**Task to complete:** Each record is to be transcribed exactly.

**Data for this task:**
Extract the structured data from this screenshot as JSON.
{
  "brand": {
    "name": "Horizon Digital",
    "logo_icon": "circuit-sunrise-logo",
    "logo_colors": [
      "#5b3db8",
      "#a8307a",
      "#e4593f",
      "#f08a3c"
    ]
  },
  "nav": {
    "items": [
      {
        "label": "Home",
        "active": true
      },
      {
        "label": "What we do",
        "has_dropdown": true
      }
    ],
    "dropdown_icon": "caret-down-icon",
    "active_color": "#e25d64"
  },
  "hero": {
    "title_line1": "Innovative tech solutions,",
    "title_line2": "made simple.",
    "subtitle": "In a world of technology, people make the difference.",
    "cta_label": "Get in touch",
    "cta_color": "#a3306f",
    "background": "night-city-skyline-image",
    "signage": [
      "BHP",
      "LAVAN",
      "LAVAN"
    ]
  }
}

**Result of this task:**
Extract the structured data from this screenshot as JSON.
{
  "brand": {
    "name": "Horizon Digital",
    "logo_icon": "circuit-sunrise-logo",
    "logo_colors": [
      "#5b3db8",
      "#a8307a",
      "#e4593f",
      "#f08a3c"
    ]
  },
  "nav": {
    "items": [
      {
        "label": "Home",
        "active": true
      },
      {
        "label": "What we do",
        "has_dropdown": true
      }
    ],
    "dropdown_icon": "caret-down-icon",
    "active_color": "#e25d64"
  },
  "hero": {
    "title_line1": "Innovative tech solutions,",
    "title_line2": "made simple.",
    "subtitle": "In a world of technology, people make the difference.",
    "cta_label": "Get in touch",
    "cta_color": "#a3306f",
    "background": "night-city-skyline-image",
    "signage": [
      "BHP",
      "LAVAN",
      "LAVAN"
    ]
  }
}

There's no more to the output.